◆ What this exercise asks
• 1. According to the article on sex change, what can recognize sex well before birth?
• 2. Repeat word for word the stretch of the sex change article from "Sex Change: Physically" through "is the evidence.".
• 3. Proceed with the article on sex change, starting right after its final sentence.
Exercise text: Begin
Sex Change: Physically Impossible, Psychosocially Unhelpful, and Philosophically Misguided

Mar 6, 2018 by

by Ryan T Anderson, Public Discourse:

Modern medicine can’t reassign sex physically, and attempting to do so doesn’t produce good outcomes psychosocially. Here is the evidence.

Contrary to the claims of activists, sex isn’t “assigned” at birth—and that’s why it can’t be “reassigned.” As I explain in my book When Harry Became Sally: Responding to the Transgender Moment, sex is a bodily reality that can be recognized well before birth with ultrasound imaging. The sex of an organism is defined and identified by the way in which it (he or she) is organized for sexual reproduction.

This is just one manifestation of the fact that natural organization is “the defining feature of an organism,” as neuroscientist Maureen Condic and her philosopher brother Samuel Condic explain. In organisms, “the various parts … are organized to cooperatively interact for the welfare of the entity as a whole. Organisms can exist at various levels, from microscopic single cells to sperm whales weighing many tons, yet they are all characterized by the integrated function of parts for the sake of the whole.”
Exercise text: End
Provided data: Begin
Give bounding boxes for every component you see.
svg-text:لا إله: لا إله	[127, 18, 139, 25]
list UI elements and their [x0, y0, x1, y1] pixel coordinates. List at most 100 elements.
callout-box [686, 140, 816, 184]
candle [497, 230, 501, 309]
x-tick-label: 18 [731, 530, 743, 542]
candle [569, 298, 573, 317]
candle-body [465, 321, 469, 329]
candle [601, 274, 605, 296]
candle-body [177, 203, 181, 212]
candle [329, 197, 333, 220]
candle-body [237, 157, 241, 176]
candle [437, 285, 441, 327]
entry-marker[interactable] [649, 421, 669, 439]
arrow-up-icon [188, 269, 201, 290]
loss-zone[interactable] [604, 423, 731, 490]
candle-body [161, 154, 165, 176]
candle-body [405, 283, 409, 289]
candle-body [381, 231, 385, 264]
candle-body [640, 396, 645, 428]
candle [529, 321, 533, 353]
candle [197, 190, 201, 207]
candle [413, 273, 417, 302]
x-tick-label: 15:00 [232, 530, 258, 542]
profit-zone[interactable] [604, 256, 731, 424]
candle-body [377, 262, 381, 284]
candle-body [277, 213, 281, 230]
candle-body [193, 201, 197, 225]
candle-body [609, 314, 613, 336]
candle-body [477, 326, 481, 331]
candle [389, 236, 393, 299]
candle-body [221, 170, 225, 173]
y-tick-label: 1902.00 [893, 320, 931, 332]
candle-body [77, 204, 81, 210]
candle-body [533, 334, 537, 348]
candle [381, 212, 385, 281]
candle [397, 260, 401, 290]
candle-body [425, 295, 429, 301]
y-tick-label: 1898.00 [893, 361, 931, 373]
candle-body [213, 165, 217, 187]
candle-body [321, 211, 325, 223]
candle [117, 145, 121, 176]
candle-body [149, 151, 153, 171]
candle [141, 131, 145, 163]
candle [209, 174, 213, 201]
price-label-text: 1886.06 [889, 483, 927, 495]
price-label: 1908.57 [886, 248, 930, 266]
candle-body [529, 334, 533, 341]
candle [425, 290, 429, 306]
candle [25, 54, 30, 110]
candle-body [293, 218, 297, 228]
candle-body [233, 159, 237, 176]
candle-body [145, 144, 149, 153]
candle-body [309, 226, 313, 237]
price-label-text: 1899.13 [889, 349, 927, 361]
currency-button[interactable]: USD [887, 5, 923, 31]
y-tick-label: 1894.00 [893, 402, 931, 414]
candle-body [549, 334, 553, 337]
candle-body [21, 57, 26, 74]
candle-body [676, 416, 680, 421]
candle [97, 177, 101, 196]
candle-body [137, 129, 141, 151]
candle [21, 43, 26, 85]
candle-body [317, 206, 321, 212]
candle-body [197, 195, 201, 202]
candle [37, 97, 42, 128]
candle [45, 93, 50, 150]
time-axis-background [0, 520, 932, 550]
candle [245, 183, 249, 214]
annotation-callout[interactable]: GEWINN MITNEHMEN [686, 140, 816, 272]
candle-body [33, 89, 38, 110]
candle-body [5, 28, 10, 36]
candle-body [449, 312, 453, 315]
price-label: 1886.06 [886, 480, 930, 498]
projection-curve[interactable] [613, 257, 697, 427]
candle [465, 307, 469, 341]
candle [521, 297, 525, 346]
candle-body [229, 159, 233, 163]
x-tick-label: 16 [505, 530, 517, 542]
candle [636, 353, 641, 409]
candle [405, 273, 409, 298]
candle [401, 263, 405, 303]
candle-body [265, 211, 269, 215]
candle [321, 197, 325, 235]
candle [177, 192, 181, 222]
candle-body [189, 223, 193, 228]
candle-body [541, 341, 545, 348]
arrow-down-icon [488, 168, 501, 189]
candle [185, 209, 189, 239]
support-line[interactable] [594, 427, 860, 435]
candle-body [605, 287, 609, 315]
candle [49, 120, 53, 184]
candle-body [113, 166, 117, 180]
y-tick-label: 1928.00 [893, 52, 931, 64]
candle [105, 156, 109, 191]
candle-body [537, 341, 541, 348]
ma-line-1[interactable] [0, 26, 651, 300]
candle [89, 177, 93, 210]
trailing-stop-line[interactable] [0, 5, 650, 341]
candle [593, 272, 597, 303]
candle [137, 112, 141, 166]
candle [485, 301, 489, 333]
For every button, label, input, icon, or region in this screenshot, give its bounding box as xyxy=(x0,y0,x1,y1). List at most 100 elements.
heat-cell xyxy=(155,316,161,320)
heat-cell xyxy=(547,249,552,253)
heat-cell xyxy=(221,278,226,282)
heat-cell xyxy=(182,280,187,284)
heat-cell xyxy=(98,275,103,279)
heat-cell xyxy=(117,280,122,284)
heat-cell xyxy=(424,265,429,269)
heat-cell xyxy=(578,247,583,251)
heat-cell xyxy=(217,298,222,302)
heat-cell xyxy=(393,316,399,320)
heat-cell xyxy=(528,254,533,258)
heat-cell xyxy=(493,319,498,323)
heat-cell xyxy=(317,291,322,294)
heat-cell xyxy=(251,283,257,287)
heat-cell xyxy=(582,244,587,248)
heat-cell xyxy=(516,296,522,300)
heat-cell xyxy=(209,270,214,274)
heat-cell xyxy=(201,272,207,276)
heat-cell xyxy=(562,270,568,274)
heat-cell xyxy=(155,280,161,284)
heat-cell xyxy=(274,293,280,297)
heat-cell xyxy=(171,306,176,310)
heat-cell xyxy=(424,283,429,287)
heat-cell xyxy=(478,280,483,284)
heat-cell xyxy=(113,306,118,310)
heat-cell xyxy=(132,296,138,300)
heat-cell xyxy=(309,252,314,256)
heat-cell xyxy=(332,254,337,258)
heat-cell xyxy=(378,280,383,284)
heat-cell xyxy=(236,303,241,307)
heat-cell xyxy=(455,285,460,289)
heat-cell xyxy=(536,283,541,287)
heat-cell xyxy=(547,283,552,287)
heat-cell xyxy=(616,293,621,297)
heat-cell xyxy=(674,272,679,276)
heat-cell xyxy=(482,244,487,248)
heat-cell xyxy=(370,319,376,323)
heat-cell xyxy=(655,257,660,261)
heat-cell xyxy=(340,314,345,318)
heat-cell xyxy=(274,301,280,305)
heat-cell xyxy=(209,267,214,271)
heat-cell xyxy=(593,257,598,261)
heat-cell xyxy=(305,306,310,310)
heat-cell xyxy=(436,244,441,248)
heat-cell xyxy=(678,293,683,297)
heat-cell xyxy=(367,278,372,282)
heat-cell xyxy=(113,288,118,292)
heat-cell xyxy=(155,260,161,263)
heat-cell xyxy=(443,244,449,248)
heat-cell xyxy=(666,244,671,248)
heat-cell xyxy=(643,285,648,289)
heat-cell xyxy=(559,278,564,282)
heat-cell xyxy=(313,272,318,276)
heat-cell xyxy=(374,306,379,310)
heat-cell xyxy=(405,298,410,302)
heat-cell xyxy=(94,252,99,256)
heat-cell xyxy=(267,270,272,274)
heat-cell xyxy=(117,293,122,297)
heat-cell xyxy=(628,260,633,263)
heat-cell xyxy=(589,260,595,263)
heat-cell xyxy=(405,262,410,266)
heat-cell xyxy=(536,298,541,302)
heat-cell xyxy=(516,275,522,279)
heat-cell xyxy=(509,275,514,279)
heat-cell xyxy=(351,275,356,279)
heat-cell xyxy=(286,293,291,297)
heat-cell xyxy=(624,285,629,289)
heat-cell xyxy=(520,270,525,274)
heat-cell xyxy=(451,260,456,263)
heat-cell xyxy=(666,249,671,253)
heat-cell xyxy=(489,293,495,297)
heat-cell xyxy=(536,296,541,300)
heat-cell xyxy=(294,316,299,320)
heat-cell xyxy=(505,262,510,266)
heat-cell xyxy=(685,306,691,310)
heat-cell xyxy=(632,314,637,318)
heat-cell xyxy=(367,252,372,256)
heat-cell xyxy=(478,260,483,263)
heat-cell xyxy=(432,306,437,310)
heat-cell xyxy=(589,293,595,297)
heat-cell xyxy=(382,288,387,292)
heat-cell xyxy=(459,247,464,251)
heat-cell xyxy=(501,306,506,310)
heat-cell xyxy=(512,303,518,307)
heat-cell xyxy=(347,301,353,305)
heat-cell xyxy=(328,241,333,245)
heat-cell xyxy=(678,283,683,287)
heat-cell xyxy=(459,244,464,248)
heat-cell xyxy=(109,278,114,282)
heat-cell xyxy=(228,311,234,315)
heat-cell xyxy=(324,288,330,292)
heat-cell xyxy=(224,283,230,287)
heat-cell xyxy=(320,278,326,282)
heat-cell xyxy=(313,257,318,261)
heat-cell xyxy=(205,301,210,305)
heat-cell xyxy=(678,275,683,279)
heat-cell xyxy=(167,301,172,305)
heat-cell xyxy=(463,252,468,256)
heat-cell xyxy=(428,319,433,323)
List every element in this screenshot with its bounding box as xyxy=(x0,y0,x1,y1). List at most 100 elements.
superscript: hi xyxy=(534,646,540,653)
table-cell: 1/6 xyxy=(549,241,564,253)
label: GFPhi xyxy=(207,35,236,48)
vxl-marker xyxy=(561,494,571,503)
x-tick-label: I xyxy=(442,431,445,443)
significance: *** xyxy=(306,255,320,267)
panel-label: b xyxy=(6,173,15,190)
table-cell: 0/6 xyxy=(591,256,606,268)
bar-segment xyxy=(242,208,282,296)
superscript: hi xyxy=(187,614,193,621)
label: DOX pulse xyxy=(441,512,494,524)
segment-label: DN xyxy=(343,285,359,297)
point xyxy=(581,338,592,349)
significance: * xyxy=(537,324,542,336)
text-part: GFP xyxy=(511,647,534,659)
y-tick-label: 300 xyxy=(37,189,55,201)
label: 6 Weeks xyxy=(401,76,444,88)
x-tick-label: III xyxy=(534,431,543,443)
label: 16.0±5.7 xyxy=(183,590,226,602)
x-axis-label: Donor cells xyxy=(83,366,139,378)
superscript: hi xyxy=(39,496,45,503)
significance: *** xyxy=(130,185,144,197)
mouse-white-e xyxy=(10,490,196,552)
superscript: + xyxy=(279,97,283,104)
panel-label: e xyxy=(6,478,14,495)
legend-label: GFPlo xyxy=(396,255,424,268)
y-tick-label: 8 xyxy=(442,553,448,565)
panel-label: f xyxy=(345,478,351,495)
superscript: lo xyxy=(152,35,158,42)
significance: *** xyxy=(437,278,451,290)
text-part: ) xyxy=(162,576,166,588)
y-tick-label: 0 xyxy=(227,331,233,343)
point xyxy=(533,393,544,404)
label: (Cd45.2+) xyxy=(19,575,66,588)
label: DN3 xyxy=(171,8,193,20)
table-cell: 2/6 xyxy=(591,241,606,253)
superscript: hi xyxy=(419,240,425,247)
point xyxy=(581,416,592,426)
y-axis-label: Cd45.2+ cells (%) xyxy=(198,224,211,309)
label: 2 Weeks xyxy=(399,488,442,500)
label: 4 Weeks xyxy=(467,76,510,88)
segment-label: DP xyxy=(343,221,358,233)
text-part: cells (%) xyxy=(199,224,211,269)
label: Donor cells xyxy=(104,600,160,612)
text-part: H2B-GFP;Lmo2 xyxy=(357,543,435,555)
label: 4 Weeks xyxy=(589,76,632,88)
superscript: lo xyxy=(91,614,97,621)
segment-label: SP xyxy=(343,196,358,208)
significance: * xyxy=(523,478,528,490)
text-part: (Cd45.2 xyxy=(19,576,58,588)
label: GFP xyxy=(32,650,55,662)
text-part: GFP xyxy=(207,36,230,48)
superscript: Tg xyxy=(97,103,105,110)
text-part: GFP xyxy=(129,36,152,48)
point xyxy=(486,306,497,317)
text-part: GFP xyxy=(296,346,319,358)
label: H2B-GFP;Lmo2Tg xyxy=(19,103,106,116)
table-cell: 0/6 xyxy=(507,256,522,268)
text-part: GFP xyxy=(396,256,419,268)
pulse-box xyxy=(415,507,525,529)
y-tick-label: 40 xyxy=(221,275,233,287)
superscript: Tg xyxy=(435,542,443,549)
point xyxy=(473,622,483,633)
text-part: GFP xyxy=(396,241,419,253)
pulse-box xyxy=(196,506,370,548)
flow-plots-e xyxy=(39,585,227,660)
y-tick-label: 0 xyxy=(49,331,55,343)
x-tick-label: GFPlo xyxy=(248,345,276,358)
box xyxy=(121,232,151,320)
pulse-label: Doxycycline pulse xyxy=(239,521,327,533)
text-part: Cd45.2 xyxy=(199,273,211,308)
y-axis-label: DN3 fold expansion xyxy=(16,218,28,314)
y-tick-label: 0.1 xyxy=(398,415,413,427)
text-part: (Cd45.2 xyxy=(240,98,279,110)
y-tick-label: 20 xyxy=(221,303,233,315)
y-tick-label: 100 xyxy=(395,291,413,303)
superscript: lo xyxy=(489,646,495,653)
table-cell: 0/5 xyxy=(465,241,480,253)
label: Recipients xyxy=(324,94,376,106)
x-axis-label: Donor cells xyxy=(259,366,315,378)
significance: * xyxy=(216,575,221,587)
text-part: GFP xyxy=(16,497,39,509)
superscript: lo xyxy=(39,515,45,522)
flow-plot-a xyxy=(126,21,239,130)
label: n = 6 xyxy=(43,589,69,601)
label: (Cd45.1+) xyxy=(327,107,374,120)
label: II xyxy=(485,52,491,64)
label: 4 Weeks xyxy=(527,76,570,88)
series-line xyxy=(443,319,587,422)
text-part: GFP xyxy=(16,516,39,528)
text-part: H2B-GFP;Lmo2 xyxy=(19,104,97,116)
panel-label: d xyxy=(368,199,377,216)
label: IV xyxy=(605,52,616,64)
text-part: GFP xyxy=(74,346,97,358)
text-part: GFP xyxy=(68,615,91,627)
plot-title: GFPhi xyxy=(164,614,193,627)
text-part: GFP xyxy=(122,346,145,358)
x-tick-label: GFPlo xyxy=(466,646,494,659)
Provided data: End
◆ Solved tasks
• 1. Ultrasound imaging.

• 2.
Sex Change: Physically Impossible, Psychosocially Unhelpful, and Philosophically Misguided

Mar 6, 2018 by

by Ryan T Anderson, Public Discourse:

Modern medicine can’t reassign sex physically, and attempting to do so doesn’t produce good outcomes psychosocially. Here is the evidence.

• 3.
Male and female organisms have different parts that are functionally integrated for the sake of their whole, and for the sake of a larger whole—their sexual union and reproduction. So an organism’s sex—as male or female—is identified by its organization for sexually reproductive acts. Sex as a status—male or female—is a recognition of the organization of a body that can engage in sex as an act.

That organization isn’t just the best way to figure out which sex you are; it’s the only way to make sense of the concepts of male and female at all. What else could “maleness” or “femaleness” even refer to, if not your basic physical capacity for one of two functions in sexual reproduction?